═══ DATA

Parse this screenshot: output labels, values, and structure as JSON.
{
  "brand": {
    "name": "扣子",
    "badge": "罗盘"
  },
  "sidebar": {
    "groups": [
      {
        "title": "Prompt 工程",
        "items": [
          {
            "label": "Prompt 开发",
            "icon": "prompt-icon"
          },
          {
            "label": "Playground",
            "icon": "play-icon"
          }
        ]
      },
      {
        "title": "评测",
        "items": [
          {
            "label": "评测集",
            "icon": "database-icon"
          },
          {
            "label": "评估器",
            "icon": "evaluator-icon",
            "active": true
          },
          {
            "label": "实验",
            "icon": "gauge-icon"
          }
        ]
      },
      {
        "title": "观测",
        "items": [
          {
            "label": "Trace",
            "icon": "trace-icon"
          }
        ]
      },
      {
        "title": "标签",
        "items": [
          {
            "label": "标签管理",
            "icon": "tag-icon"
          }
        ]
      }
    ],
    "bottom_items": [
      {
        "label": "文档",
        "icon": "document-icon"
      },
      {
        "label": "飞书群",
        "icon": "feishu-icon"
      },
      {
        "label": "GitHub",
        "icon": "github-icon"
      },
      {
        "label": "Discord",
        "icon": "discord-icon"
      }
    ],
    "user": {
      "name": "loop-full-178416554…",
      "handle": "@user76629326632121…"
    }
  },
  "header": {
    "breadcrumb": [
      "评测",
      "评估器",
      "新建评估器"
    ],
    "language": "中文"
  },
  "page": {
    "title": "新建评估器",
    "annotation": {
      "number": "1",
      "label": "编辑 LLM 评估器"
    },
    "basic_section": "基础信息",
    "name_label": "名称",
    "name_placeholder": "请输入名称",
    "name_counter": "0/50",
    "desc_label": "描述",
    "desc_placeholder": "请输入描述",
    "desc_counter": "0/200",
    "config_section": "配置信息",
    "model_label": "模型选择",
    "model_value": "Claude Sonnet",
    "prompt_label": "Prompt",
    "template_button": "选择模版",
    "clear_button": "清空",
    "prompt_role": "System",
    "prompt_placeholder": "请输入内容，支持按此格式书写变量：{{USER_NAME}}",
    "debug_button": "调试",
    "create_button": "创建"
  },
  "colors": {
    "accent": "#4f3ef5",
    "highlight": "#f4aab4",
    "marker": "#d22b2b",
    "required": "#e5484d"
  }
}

══════

* WORK REQUIRED *
Quote all of the entries exactly as they appear.

* ANSWER BELOW *
Parse this screenshot: output labels, values, and structure as JSON.
{
  "brand": {
    "name": "扣子",
    "badge": "罗盘"
  },
  "sidebar": {
    "groups": [
      {
        "title": "Prompt 工程",
        "items": [
          {
            "label": "Prompt 开发",
            "icon": "prompt-icon"
          },
          {
            "label": "Playground",
            "icon": "play-icon"
          }
        ]
      },
      {
        "title": "评测",
        "items": [
          {
            "label": "评测集",
            "icon": "database-icon"
          },
          {
            "label": "评估器",
            "icon": "evaluator-icon",
            "active": true
          },
          {
            "label": "实验",
            "icon": "gauge-icon"
          }
        ]
      },
      {
        "title": "观测",
        "items": [
          {
            "label": "Trace",
            "icon": "trace-icon"
          }
        ]
      },
      {
        "title": "标签",
        "items": [
          {
            "label": "标签管理",
            "icon": "tag-icon"
          }
        ]
      }
    ],
    "bottom_items": [
      {
        "label": "文档",
        "icon": "document-icon"
      },
      {
        "label": "飞书群",
        "icon": "feishu-icon"
      },
      {
        "label": "GitHub",
        "icon": "github-icon"
      },
      {
        "label": "Discord",
        "icon": "discord-icon"
      }
    ],
    "user": {
      "name": "loop-full-178416554…",
      "handle": "@user76629326632121…"
    }
  },
  "header": {
    "breadcrumb": [
      "评测",
      "评估器",
      "新建评估器"
    ],
    "language": "中文"
  },
  "page": {
    "title": "新建评估器",
    "annotation": {
      "number": "1",
      "label": "编辑 LLM 评估器"
    },
    "basic_section": "基础信息",
    "name_label": "名称",
    "name_placeholder": "请输入名称",
    "name_counter": "0/50",
    "desc_label": "描述",
    "desc_placeholder": "请输入描述",
    "desc_counter": "0/200",
    "config_section": "配置信息",
    "model_label": "模型选择",
    "model_value": "Claude Sonnet",
    "prompt_label": "Prompt",
    "template_button": "选择模版",
    "clear_button": "清空",
    "prompt_role": "System",
    "prompt_placeholder": "请输入内容，支持按此格式书写变量：{{USER_NAME}}",
    "debug_button": "调试",
    "create_button": "创建"
  },
  "colors": {
    "accent": "#4f3ef5",
    "highlight": "#f4aab4",
    "marker": "#d22b2b",
    "required": "#e5484d"
  }
}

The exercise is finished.